_EXTRAIT:_
--

Dans le même article, l’accent est pourtant mis sur les BRICS, avec quelques précisions sur les demandes d’adhésion de divers pays à cette organisation, dont Lavrov a dit il y a au début de cette année qu’ils étaient « plus d’une douzaine ».

Actuellement, les nations BRICS, – Afrique du Sud, Brésil, Chine, Inde et Russie, – regroupent plus de 40% de la population mondiale et près d’un quart du PIB mondial... Pour la liste d’attente :

« L'Algérie, l'Argentine et l'Iran auraient demandé à rejoindre les BRICS, tandis que le Bangladesh, l’Égypte, les Émirats arabes unis et l'Uruguay sont membres de sa Nouvelle banque de développement. L'adhésion potentielle de l'Argentine est soutenue par la Chine, selon plusieurs sources.

» Le Bahreïn, le Bangladesh, l'Indonésie, l'Égypte, le Mexique, le Nigeria, le Pakistan, le Soudan, la Syrie, la Turquie, les Émirats arabes unis, le Venezuela et le Zimbabwe ont également manifesté leur intérêt pour devenir membres des BRICS. »

--

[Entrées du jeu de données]
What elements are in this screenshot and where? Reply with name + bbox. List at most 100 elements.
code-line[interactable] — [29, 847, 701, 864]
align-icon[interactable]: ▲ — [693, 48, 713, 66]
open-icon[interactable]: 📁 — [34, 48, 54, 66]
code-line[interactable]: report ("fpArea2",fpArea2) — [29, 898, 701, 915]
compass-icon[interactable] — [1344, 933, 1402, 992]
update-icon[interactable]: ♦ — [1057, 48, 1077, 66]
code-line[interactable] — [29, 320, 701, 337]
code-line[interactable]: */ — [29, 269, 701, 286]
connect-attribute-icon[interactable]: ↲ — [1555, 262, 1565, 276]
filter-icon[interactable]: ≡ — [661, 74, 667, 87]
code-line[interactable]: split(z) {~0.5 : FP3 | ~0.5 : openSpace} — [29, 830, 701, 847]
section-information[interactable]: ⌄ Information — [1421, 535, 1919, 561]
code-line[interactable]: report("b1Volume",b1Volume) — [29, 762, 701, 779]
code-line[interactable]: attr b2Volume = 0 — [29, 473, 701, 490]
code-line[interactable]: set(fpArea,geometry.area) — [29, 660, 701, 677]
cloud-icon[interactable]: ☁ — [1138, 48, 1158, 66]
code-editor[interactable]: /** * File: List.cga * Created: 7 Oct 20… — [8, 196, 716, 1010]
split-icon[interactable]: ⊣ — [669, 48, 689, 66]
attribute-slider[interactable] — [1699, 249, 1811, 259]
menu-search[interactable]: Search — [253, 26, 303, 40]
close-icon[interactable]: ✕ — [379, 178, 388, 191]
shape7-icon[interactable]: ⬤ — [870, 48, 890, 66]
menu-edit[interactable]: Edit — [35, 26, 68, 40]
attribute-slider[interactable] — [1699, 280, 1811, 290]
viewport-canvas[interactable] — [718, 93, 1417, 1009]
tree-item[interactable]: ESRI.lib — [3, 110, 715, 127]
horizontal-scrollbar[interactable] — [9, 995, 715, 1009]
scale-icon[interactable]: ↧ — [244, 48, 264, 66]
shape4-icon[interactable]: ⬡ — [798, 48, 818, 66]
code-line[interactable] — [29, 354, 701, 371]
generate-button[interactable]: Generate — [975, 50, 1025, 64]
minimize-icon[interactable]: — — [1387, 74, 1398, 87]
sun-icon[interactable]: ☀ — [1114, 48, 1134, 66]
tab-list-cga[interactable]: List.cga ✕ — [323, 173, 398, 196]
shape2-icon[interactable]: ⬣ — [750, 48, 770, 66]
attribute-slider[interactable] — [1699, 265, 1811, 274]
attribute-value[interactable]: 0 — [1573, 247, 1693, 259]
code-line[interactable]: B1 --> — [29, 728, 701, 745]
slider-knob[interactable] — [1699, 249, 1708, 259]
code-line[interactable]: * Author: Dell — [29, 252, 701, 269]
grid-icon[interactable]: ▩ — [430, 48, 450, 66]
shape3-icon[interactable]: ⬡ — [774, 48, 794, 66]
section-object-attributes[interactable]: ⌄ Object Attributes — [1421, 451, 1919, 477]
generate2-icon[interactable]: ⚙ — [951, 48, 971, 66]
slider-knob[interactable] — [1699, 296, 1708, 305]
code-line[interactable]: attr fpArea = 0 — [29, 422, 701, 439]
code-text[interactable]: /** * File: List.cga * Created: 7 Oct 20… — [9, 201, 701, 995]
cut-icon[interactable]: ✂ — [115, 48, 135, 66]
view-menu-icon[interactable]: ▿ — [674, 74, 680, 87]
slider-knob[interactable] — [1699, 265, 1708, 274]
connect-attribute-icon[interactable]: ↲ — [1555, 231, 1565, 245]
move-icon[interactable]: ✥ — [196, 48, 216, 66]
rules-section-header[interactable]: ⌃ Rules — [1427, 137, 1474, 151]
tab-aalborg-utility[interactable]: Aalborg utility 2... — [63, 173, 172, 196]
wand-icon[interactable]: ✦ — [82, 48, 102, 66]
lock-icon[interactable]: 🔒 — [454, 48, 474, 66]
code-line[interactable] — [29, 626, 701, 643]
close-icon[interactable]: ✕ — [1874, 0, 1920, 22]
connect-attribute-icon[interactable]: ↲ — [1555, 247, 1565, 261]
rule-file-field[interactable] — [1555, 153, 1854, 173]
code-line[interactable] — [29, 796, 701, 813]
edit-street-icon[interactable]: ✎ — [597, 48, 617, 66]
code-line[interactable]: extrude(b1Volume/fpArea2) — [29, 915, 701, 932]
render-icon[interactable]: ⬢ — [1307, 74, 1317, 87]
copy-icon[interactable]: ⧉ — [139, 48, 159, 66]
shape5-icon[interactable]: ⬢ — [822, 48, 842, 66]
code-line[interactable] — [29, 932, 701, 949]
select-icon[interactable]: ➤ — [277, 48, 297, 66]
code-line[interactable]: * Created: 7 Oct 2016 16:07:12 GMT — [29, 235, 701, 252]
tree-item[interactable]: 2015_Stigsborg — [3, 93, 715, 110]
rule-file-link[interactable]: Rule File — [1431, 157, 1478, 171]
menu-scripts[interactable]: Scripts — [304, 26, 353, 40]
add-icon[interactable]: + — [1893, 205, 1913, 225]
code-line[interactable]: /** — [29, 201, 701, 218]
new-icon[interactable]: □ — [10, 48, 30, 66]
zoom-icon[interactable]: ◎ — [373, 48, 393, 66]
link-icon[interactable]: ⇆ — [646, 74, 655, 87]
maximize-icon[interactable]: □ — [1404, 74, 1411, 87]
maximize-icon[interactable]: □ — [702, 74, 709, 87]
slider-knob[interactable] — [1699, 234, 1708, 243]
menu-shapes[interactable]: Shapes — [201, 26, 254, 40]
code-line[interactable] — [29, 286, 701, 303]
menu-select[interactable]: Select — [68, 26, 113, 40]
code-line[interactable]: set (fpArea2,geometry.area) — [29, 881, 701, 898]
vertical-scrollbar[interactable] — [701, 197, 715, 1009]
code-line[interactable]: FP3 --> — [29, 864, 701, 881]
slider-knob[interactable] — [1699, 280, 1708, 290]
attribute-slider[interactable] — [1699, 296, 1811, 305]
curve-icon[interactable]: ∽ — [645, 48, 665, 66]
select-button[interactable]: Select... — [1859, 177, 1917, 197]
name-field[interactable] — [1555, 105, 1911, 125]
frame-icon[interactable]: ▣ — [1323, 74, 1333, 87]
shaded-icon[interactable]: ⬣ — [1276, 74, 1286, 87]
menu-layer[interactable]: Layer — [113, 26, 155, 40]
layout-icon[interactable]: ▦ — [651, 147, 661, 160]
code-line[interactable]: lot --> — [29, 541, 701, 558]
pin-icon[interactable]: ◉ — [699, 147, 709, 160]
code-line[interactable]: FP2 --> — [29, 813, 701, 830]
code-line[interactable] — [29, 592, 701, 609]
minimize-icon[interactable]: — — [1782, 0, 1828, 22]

--

_EXERCICE:_ Pouvez-vous citer mot pour mot le passage de l'extrait sur les BRICS qui commence aux mots « Actuellement, les nations » et s'arrête après « selon plusieurs sources. » ?

_CORRIGÉ:_
Actuellement, les nations BRICS, – Afrique du Sud, Brésil, Chine, Inde et Russie, – regroupent plus de 40% de la population mondiale et près d’un quart du PIB mondial... Pour la liste d’attente :

« L'Algérie, l'Argentine et l'Iran auraient demandé à rejoindre les BRICS, tandis que le Bangladesh, l’Égypte, les Émirats arabes unis et l'Uruguay sont membres de sa Nouvelle banque de développement. L'adhésion potentielle de l'Argentine est soutenue par la Chine, selon plusieurs sources.